Extract:
+-------+
After a rich, young man walked sadly away from following Jesus because Jesus asked him to give all he had to the poor … Jesus then said to His disciples …“In truth, I tell you, it is most difficult for a rich person to enter the kingdom of Heaven. Yes, I tell you again, it is easier for a camel to pass through the eye of a needle than for a person of wealth to enter the kingdom of Heaven.” When the disciples heard this they were astonished. They said, Then, who CAN be saved?” Jesus gazed at them and said, “By human resources, this is impossible; but for God,all things are possible.” – Matthew 19:23-26
In His challenge to the rich, young man to give his riches to the poor so that he might be free to follow Him, Jesus uses a most intriguing image to emphasize His point. He says, “Why, it is is easier for a “camel” to pass through the eye of a needle than for a person of wealth to enter the kingdom of Heaven.” To which the disciples accidentally grasp the point of the teaching image. “That’s an impossibility … “camels” cannot pass through the eyes of needles!” Which then leads Jesus to His very point of His conversation with the wealthy, young man. “This wealthy man wanted to know what HE could do to possess eternal life? Well, he as well as you can make such a thing happen … it is impossible by human effort to live eternally … only God can do what must done to enable you to possess eternal life in this realm of Heaven.”
+-------+
Requirement A: Extract, word for word, the portion of the records that opens with their first line and closes with the line containing "data-point [287,259,295,267]", with both of those lines included.
The text above and the records that come next are separate, unrelated material.
+-------+
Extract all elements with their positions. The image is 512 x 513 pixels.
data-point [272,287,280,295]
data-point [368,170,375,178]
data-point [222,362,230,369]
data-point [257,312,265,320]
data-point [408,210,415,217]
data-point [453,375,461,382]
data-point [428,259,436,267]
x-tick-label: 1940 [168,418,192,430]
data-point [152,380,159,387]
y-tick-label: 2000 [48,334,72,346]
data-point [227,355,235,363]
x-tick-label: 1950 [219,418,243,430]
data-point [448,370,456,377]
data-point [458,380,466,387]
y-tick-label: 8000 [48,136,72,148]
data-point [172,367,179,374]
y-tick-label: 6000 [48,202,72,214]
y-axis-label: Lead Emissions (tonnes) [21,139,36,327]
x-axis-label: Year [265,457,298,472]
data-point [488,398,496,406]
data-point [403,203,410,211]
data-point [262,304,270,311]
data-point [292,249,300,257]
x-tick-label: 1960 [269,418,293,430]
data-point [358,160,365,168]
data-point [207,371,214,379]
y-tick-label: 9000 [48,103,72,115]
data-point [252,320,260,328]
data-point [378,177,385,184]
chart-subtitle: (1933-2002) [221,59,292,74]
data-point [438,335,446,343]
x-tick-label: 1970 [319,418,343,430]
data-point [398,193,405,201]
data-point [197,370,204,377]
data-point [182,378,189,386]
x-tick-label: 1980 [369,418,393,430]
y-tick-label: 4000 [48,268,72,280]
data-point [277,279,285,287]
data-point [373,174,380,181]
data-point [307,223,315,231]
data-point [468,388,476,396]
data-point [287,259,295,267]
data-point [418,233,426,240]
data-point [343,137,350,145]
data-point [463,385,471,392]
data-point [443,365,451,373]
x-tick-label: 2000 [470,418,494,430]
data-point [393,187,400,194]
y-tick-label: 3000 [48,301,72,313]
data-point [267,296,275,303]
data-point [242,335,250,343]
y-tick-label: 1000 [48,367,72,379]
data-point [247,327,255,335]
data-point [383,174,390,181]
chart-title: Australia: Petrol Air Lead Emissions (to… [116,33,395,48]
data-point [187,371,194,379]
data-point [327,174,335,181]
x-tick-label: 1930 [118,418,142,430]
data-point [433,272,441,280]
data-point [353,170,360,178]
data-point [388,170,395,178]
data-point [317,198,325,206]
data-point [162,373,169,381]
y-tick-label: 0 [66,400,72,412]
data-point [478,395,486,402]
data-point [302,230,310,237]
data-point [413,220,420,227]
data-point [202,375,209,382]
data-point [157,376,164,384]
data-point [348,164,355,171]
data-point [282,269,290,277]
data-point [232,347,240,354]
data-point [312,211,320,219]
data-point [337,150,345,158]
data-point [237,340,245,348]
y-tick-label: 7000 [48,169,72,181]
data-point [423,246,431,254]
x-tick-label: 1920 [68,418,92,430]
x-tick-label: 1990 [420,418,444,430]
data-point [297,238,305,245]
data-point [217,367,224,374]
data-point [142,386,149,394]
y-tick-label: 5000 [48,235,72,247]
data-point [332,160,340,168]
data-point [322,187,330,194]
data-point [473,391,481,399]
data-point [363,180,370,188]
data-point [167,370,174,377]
+-------+
Requirement B: Continue the reflection on the camel and the eye of a needle from the point at which it stops.

Expected output A:
Extract all elements with their positions. The image is 512 x 513 pixels.
data-point [272,287,280,295]
data-point [368,170,375,178]
data-point [222,362,230,369]
data-point [257,312,265,320]
data-point [408,210,415,217]
data-point [453,375,461,382]
data-point [428,259,436,267]
x-tick-label: 1940 [168,418,192,430]
data-point [152,380,159,387]
y-tick-label: 2000 [48,334,72,346]
data-point [227,355,235,363]
x-tick-label: 1950 [219,418,243,430]
data-point [448,370,456,377]
data-point [458,380,466,387]
y-tick-label: 8000 [48,136,72,148]
data-point [172,367,179,374]
y-tick-label: 6000 [48,202,72,214]
y-axis-label: Lead Emissions (tonnes) [21,139,36,327]
x-axis-label: Year [265,457,298,472]
data-point [488,398,496,406]
data-point [403,203,410,211]
data-point [262,304,270,311]
data-point [292,249,300,257]
x-tick-label: 1960 [269,418,293,430]
data-point [358,160,365,168]
data-point [207,371,214,379]
y-tick-label: 9000 [48,103,72,115]
data-point [252,320,260,328]
data-point [378,177,385,184]
chart-subtitle: (1933-2002) [221,59,292,74]
data-point [438,335,446,343]
x-tick-label: 1970 [319,418,343,430]
data-point [398,193,405,201]
data-point [197,370,204,377]
data-point [182,378,189,386]
x-tick-label: 1980 [369,418,393,430]
y-tick-label: 4000 [48,268,72,280]
data-point [277,279,285,287]
data-point [373,174,380,181]
data-point [307,223,315,231]
data-point [468,388,476,396]
data-point [287,259,295,267]

Expected output B:
It is so essential, this understanding that we must allow God to bring us into the eternal realms. But today, I wish to consider that intriguing image of that “camel” passing through that eye of the needle.
Scholars have conjectured a number of origins for the idiom used by Jesus. Some conjecture that it is referring to the small door that was placed within the far larger door of the city gates. Some conjecture it has to do with camels or sinners needing to kneel in entering certain places of penitence. Some conjecture it has to do with the large “gimel” knot used in rope trying to pass through the eye of a small tailor’s needle. All these and others have their arguments for their possibility … but, whatever is the etymology of the idiom, Jesus uses it to communicate … “How impossible would that be?”
Today, I contemplate upon the metaphor itself … the impossibility of getting a camel through the eye of a needle. And in so doing I bring to you the contemplative practice known as The Passing Through.
As I sit on the porch of my hermitage, I hold a sewing needle between my thumb and forefinger. I close my left eye and then with my right, try to look through the eye of that needle. It is not easy to do … but with time, I was able. Through that tiny eye of the needle, I was able to see a distant, spreading oak tree. As I dwelt in that moment … I began to realize … that in a certain way, that “oak tree” has had passed through that eye of the needle and had entered into my own eye and into the memory of my soul.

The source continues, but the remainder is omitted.